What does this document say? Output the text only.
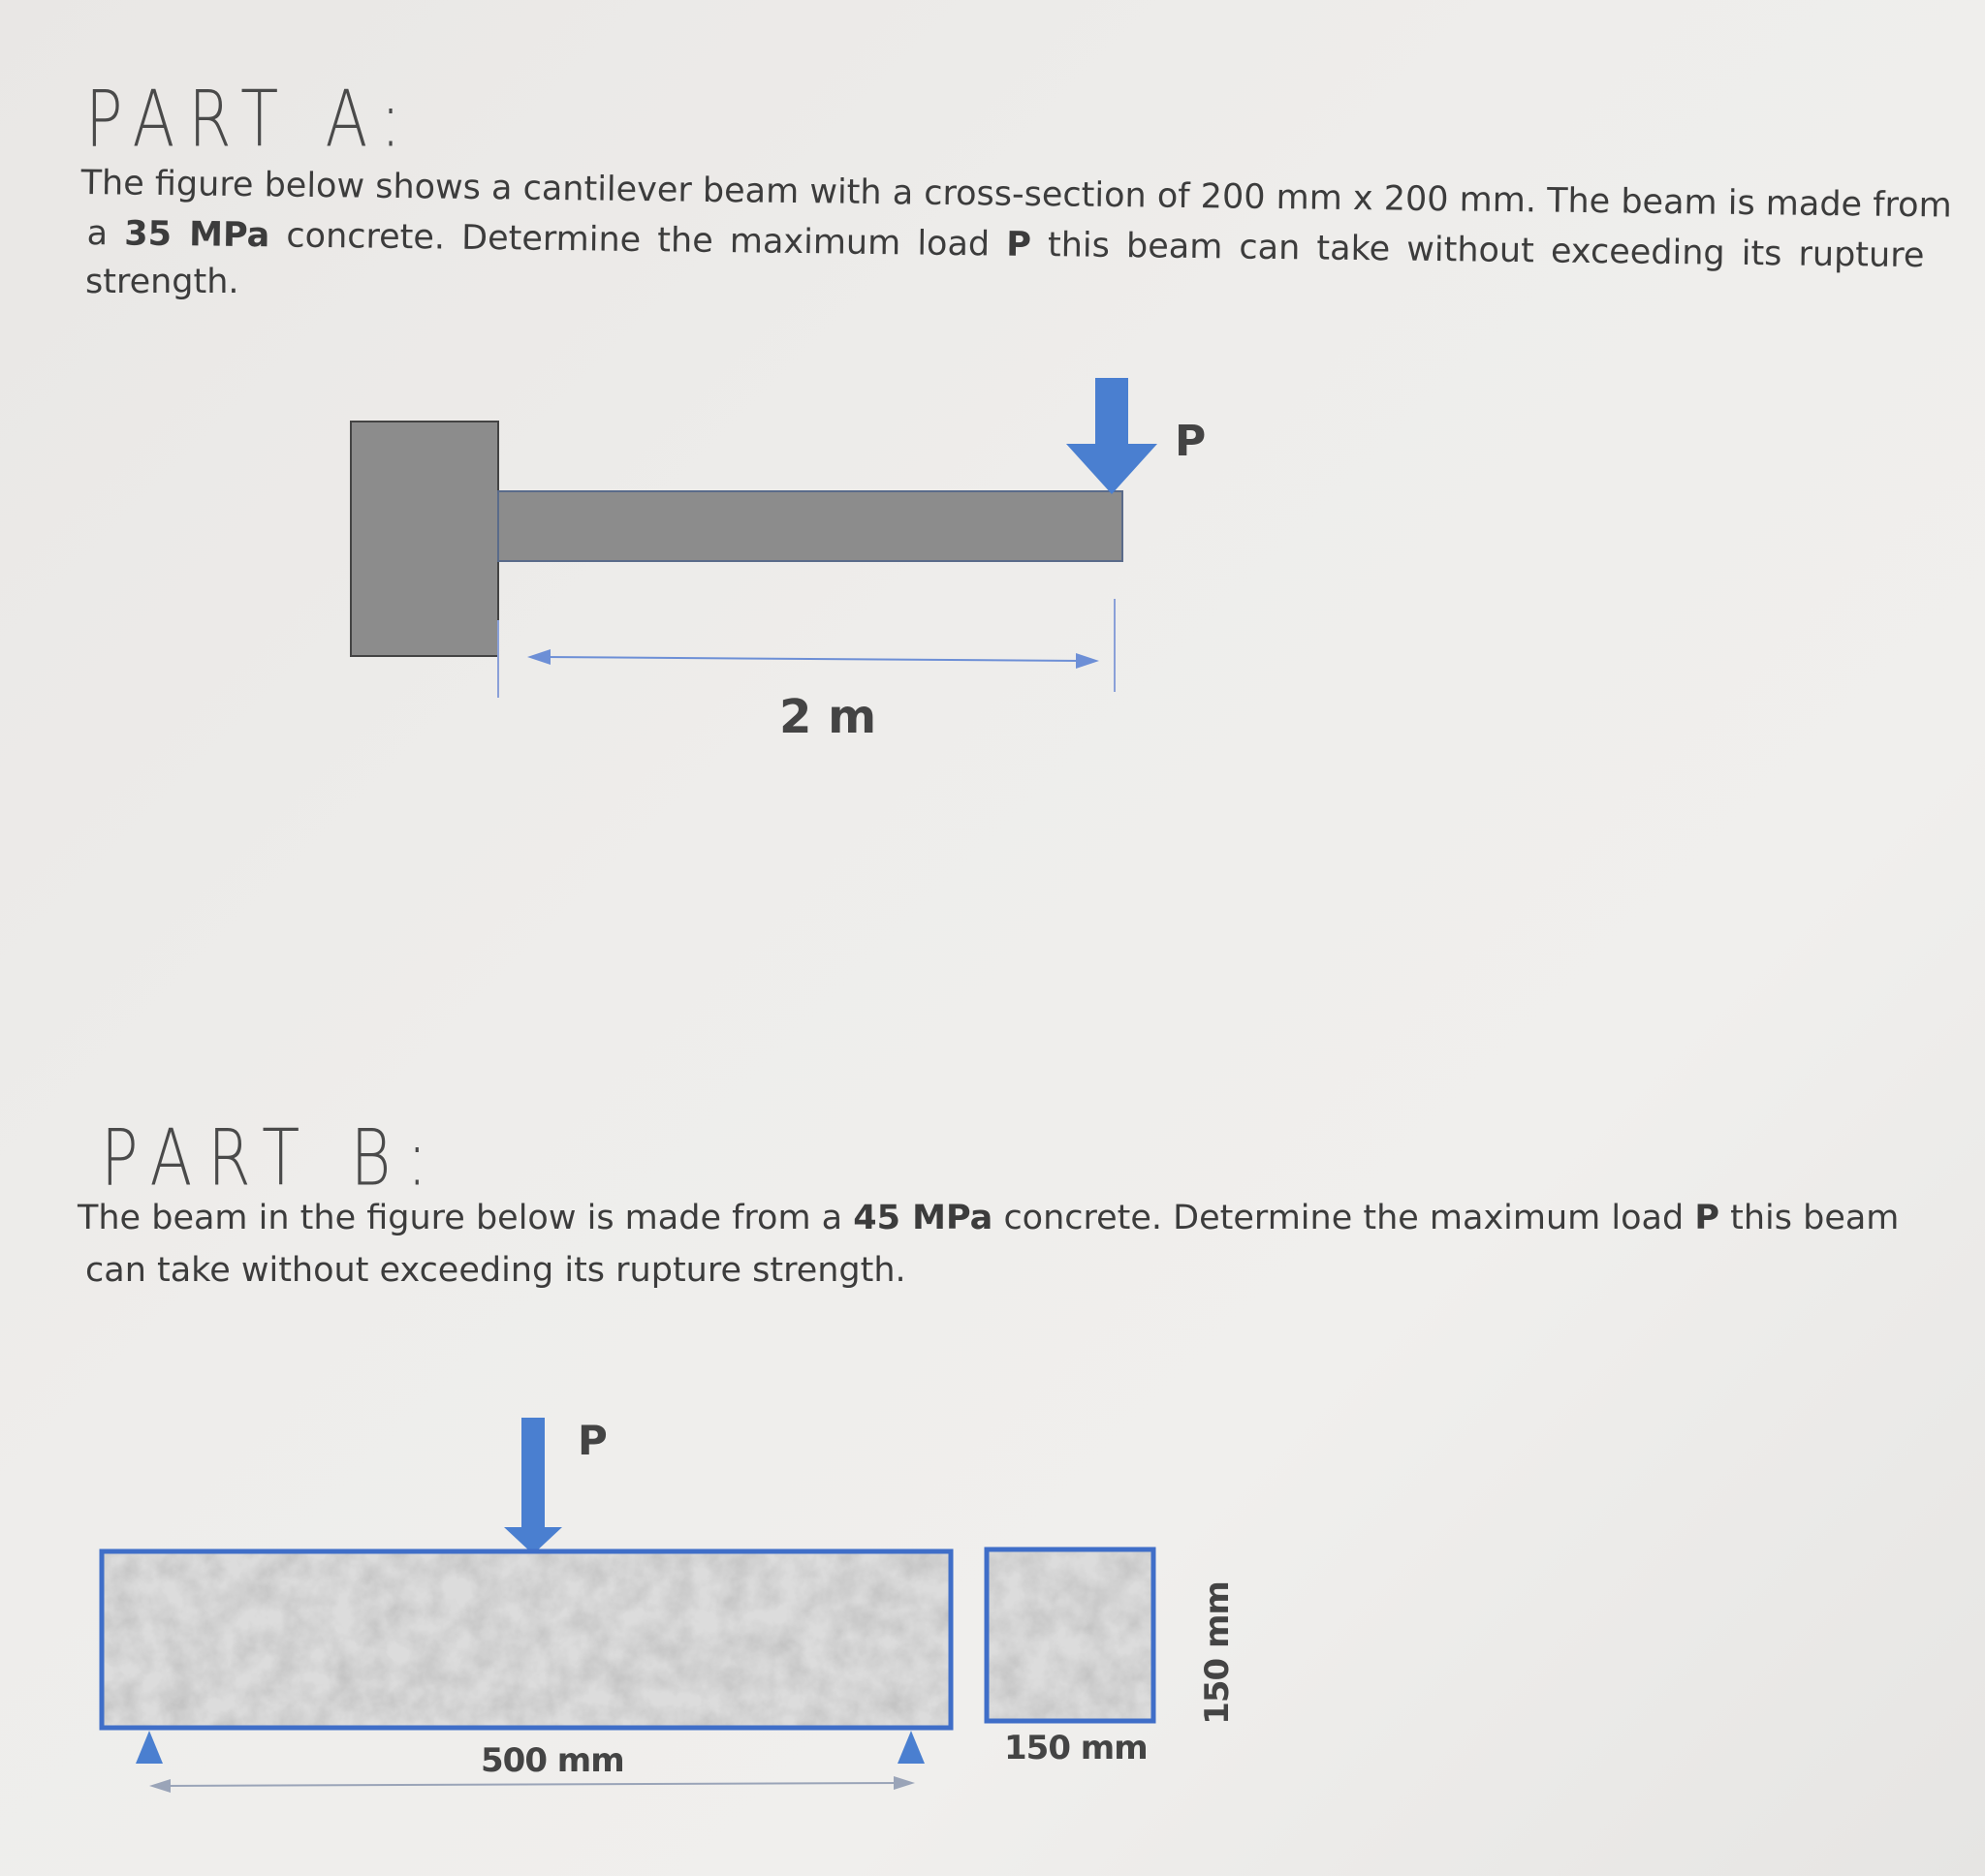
PART A:
The figure below shows a cantilever beam with a cross-section of 200 mm x 200 mm. The beam is made from
a 35 MPa concrete. Determine the maximum load P this beam can take without exceeding its rupture
strength.
P
2 m
PART B:
The beam in the figure below is made from a 45 MPa concrete. Determine the maximum load P this beam
can take without exceeding its rupture strength.
P
500 mm	150 mm
150 mm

════════════════

Go through the entries above and copy every line containing "strength".

ANSWER FOR THIS EXERCISE
strength.
can take without exceeding its rupture strength.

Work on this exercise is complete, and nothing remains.